▸ Data in this exercise:
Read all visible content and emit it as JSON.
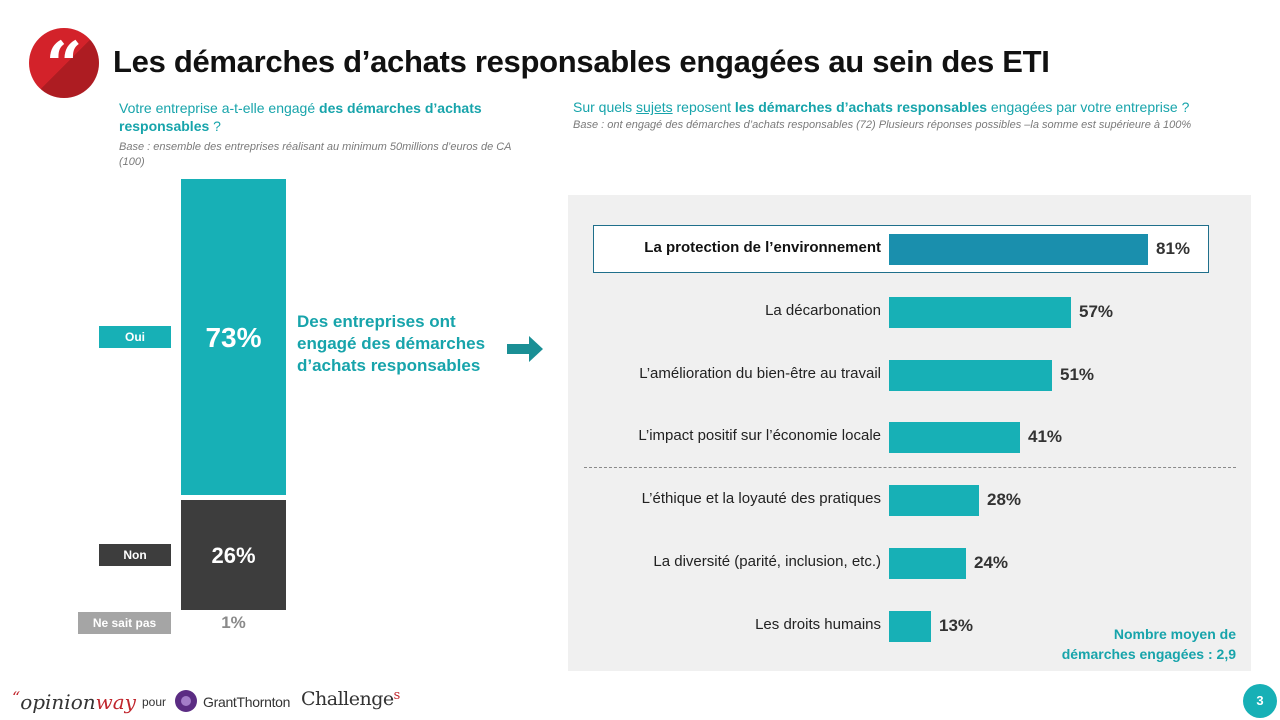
{
  "title": "Les démarches d’achats responsables engagées au sein des ETI",
  "quote_glyph": "“",
  "left": {
    "question_pre": "Votre entreprise a-t-elle engagé ",
    "question_bold": "des démarches d’achats responsables",
    "question_post": " ?",
    "base": "Base : ensemble des entreprises réalisant au minimum 50millions d’euros de CA (100)",
    "summary": "Des entreprises ont engagé des démarches d’achats responsables"
  },
  "right": {
    "question_pre": "Sur quels ",
    "question_underlined": "sujets",
    "question_mid": " reposent ",
    "question_bold": "les démarches d’achats responsables",
    "question_post": " engagées par votre entreprise ?",
    "base": "Base : ont engagé des démarches d’achats responsables (72) Plusieurs réponses possibles –la somme est supérieure à 100%",
    "average_note_line1": "Nombre moyen de",
    "average_note_line2": "démarches engagées : 2,9"
  },
  "chart_data": [
    {
      "type": "bar",
      "orientation": "stacked-vertical",
      "categories": [
        "Oui",
        "Non",
        "Ne sait pas"
      ],
      "values": [
        73,
        26,
        1
      ],
      "value_labels": [
        "73%",
        "26%",
        "1%"
      ],
      "unit": "%",
      "colors": [
        "#17b0b6",
        "#3d3d3d",
        "#a5a5a5"
      ]
    },
    {
      "type": "bar",
      "orientation": "horizontal",
      "categories": [
        "La protection de l’environnement",
        "La décarbonation",
        "L’amélioration du bien-être au travail",
        "L’impact positif sur l’économie locale",
        "L’éthique et la loyauté des pratiques",
        "La diversité (parité, inclusion, etc.)",
        "Les droits humains"
      ],
      "values": [
        81,
        57,
        51,
        41,
        28,
        24,
        13
      ],
      "value_labels": [
        "81%",
        "57%",
        "51%",
        "41%",
        "28%",
        "24%",
        "13%"
      ],
      "unit": "%",
      "highlighted": "La protection de l’environnement",
      "colors": {
        "bar": "#17b0b6",
        "highlight_bar": "#1a8fad"
      }
    }
  ],
  "footer": {
    "brand_quote": "“",
    "brand_opinion": "opinion",
    "brand_way": "way",
    "pour": "pour",
    "partner_gt": "GrantThornton",
    "partner_challenges": "Challenge",
    "partner_challenges_s": "s",
    "page_number": "3"
  },
  "colors": {
    "accent": "#17b0b6",
    "brand_red": "#d3222a",
    "dark": "#3d3d3d"
  }
}
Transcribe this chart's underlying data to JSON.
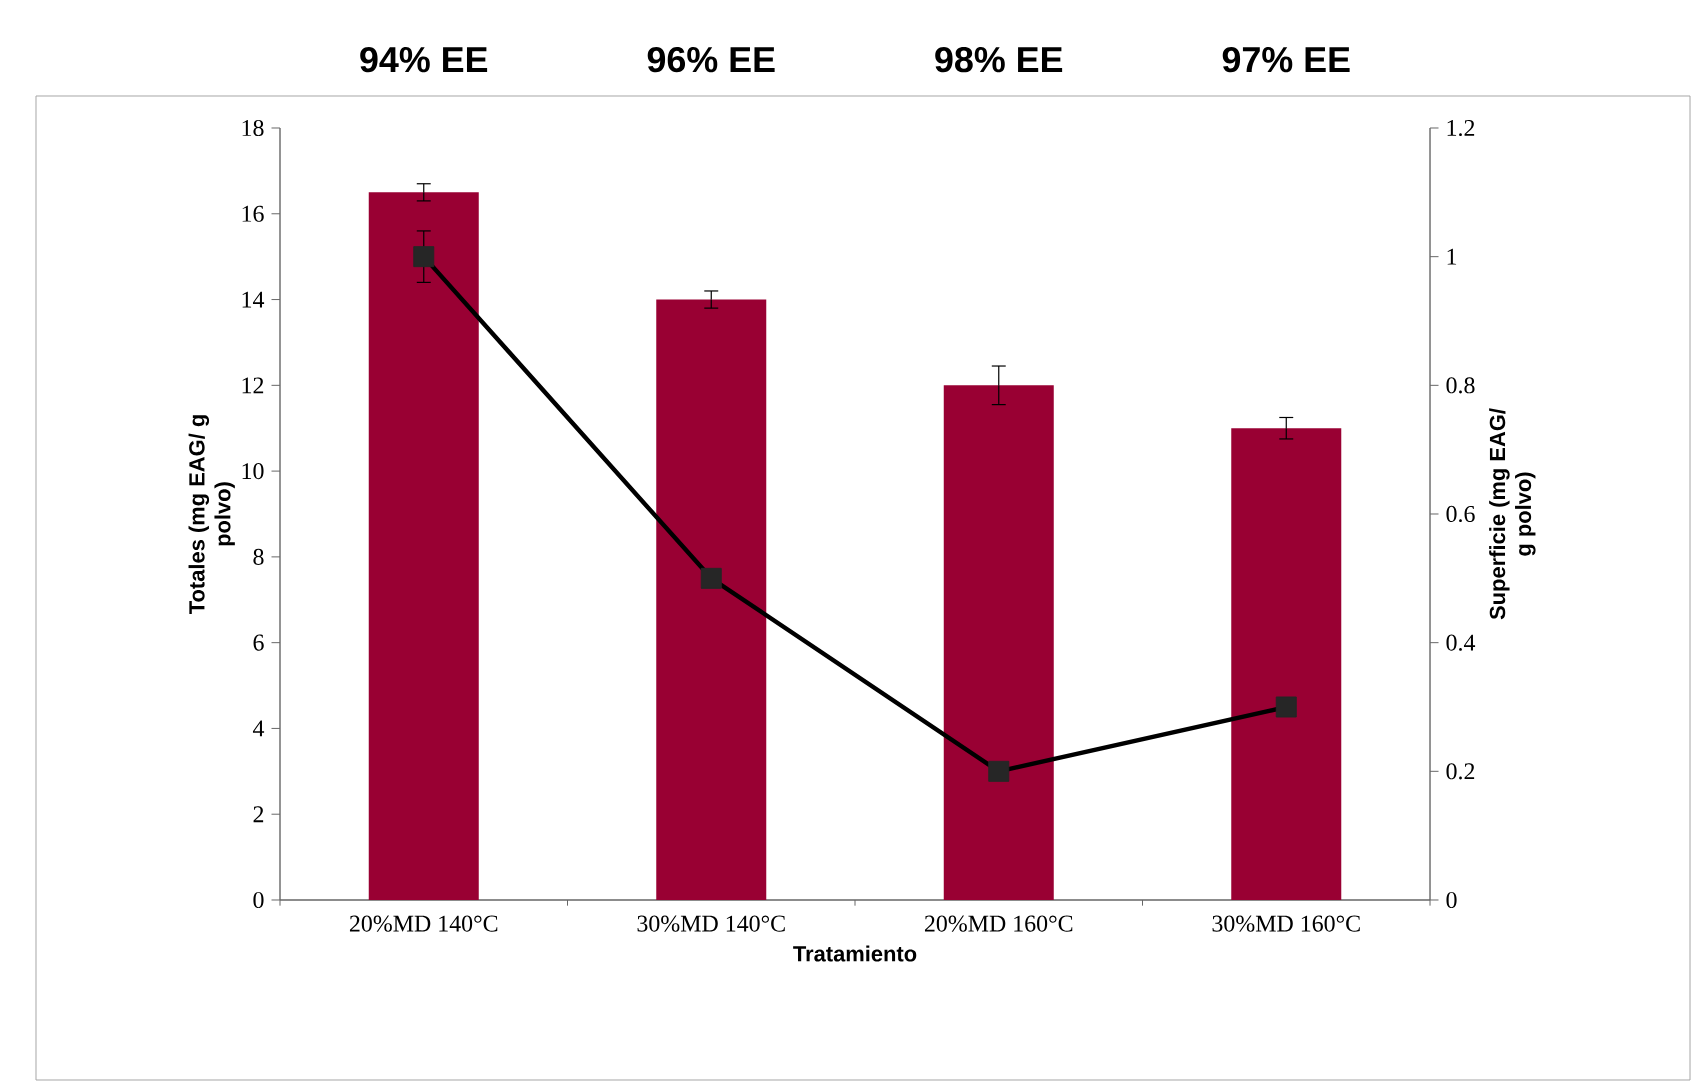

▸ Aim of the exercise: Write out the material above again, word for word, minus its pictures.

▸ Response to this task:
Read all visible content and emit it as JSON.
{
  "title": "Les démarches d’achats responsables engagées au sein des ETI",
  "quote_glyph": "“",
  "left": {
    "question_pre": "Votre entreprise a-t-elle engagé ",
    "question_bold": "des démarches d’achats responsables",
    "question_post": " ?",
    "base": "Base : ensemble des entreprises réalisant au minimum 50millions d’euros de CA (100)",
    "summary": "Des entreprises ont engagé des démarches d’achats responsables"
  },
  "right": {
    "question_pre": "Sur quels ",
    "question_underlined": "sujets",
    "question_mid": " reposent ",
    "question_bold": "les démarches d’achats responsables",
    "question_post": " engagées par votre entreprise ?",
    "base": "Base : ont engagé des démarches d’achats responsables (72) Plusieurs réponses possibles –la somme est supérieure à 100%",
    "average_note_line1": "Nombre moyen de",
    "average_note_line2": "démarches engagées : 2,9"
  },
  "chart_data": [
    {
      "type": "bar",
      "orientation": "stacked-vertical",
      "categories": [
        "Oui",
        "Non",
        "Ne sait pas"
      ],
      "values": [
        73,
        26,
        1
      ],
      "value_labels": [
        "73%",
        "26%",
        "1%"
      ],
      "unit": "%",
      "colors": [
        "#17b0b6",
        "#3d3d3d",
        "#a5a5a5"
      ]
    },
    {
      "type": "bar",
      "orientation": "horizontal",
      "categories": [
        "La protection de l’environnement",
        "La décarbonation",
        "L’amélioration du bien-être au travail",
        "L’impact positif sur l’économie locale",
        "L’éthique et la loyauté des pratiques",
        "La diversité (parité, inclusion, etc.)",
        "Les droits humains"
      ],
      "values": [
        81,
        57,
        51,
        41,
        28,
        24,
        13
      ],
      "value_labels": [
        "81%",
        "57%",
        "51%",
        "41%",
        "28%",
        "24%",
        "13%"
      ],
      "unit": "%",
      "highlighted": "La protection de l’environnement",
      "colors": {
        "bar": "#17b0b6",
        "highlight_bar": "#1a8fad"
      }
    }
  ],
  "footer": {
    "brand_quote": "“",
    "brand_opinion": "opinion",
    "brand_way": "way",
    "pour": "pour",
    "partner_gt": "GrantThornton",
    "partner_challenges": "Challenge",
    "partner_challenges_s": "s",
    "page_number": "3"
  },
  "colors": {
    "accent": "#17b0b6",
    "brand_red": "#d3222a",
    "dark": "#3d3d3d"
  }
}
Transcribe this chart's underlying data to JSON.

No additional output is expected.